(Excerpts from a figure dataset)

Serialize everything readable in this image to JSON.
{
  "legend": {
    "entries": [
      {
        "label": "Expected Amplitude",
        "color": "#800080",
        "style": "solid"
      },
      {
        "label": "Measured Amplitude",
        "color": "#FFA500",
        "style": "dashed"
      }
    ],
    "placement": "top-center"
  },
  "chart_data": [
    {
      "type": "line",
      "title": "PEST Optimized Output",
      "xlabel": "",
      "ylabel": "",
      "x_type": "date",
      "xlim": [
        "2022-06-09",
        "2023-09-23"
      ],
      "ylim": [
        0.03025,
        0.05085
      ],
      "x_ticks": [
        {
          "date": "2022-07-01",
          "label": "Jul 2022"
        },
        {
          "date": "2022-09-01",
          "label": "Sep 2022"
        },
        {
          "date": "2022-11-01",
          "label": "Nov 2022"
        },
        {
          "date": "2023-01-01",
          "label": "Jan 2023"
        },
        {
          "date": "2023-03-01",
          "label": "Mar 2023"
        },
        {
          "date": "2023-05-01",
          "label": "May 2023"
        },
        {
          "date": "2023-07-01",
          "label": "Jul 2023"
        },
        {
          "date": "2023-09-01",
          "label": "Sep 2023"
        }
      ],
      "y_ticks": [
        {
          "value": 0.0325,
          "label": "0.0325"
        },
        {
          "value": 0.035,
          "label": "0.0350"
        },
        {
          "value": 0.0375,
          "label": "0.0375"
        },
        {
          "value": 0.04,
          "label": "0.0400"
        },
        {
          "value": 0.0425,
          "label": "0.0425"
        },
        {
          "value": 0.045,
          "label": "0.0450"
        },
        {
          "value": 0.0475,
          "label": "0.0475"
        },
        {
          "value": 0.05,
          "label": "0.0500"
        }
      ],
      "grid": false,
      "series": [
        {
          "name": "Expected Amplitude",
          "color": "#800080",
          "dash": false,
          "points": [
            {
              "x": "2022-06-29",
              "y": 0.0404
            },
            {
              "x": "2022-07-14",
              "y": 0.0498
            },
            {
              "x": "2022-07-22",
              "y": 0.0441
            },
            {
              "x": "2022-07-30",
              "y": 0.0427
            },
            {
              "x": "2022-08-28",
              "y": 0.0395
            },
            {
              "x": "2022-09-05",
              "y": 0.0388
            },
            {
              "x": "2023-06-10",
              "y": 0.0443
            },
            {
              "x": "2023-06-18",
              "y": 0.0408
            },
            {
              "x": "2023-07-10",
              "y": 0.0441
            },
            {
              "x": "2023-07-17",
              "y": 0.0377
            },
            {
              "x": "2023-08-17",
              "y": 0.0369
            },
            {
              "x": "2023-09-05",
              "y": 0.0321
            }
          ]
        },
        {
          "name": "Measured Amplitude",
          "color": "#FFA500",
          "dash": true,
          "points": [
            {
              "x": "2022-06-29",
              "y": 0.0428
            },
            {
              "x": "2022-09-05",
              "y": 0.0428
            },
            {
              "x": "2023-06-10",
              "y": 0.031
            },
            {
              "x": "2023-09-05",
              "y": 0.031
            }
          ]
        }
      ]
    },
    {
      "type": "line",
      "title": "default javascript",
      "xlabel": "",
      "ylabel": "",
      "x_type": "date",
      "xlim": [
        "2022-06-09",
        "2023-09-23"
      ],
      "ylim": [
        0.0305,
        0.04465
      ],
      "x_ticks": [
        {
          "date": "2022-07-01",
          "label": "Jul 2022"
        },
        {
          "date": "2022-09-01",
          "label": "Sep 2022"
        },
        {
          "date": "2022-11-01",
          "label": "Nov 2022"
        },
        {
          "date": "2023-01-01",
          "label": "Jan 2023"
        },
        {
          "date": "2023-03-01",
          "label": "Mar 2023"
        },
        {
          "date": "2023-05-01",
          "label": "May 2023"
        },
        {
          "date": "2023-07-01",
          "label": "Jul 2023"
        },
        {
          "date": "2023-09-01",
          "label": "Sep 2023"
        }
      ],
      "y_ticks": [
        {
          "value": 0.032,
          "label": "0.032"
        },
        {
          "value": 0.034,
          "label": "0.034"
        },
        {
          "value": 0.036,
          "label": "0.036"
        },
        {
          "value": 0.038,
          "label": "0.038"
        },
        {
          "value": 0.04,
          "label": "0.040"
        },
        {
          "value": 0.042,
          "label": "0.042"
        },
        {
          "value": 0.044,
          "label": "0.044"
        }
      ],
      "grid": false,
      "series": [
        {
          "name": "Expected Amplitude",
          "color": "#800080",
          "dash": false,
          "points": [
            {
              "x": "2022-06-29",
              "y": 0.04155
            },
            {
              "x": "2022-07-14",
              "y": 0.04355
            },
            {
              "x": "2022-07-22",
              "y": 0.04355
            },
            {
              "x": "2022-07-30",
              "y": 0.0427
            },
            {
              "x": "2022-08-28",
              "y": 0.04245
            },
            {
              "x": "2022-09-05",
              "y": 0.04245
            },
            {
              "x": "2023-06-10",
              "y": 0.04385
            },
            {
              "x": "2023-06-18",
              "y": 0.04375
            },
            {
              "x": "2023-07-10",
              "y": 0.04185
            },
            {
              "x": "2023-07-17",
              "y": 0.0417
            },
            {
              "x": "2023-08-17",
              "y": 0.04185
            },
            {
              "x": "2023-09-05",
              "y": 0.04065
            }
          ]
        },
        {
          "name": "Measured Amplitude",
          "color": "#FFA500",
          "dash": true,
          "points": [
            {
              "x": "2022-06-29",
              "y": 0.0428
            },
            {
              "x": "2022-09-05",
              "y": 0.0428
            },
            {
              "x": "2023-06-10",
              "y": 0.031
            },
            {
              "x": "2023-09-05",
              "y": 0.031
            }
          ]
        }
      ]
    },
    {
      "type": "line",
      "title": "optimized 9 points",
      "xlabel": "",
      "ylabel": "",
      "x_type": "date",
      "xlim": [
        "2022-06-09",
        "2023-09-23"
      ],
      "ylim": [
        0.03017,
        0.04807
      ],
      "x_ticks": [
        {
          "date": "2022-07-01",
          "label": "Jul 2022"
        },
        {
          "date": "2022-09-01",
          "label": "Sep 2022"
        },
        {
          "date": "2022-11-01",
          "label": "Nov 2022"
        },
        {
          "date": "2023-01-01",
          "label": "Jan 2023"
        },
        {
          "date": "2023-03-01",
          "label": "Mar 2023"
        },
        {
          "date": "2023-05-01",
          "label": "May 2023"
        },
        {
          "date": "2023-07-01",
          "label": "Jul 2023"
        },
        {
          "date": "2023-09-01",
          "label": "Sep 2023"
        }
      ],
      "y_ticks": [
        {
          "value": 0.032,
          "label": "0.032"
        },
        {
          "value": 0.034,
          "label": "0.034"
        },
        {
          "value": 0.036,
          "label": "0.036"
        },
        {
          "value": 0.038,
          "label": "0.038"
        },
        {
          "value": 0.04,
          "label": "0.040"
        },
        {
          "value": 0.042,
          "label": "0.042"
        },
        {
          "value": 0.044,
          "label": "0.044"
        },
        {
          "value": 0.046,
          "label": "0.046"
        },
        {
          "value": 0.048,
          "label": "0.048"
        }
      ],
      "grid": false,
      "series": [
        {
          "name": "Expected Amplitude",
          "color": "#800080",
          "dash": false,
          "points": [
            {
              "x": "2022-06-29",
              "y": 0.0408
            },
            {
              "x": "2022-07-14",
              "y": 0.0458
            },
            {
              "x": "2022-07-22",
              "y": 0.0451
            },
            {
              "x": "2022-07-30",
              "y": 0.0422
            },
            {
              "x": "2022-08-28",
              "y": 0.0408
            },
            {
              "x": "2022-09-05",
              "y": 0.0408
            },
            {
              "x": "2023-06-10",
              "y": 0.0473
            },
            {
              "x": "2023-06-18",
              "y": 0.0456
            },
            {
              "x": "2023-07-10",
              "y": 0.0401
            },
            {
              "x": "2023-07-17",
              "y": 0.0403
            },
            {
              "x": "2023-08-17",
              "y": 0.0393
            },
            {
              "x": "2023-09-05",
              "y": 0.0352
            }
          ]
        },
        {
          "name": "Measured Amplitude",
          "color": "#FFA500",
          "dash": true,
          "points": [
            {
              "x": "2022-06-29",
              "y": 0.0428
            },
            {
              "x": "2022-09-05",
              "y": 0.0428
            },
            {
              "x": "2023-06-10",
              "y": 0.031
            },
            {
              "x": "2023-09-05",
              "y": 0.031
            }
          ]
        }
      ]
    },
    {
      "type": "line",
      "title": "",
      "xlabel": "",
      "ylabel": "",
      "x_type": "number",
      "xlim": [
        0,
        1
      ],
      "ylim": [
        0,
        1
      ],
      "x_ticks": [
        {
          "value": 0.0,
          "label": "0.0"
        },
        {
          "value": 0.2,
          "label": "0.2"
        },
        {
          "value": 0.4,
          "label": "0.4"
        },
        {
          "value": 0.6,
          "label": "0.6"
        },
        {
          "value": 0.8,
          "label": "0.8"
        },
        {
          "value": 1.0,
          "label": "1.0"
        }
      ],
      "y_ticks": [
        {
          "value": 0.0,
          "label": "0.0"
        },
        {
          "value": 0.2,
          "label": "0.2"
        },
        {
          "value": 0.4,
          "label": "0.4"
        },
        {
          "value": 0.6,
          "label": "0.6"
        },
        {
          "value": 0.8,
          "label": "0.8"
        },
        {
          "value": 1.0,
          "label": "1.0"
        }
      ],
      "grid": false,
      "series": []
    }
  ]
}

What to produce
Of all the lines above, how many contain the word "title"? Give the number and nothing else.

Exercise answer
4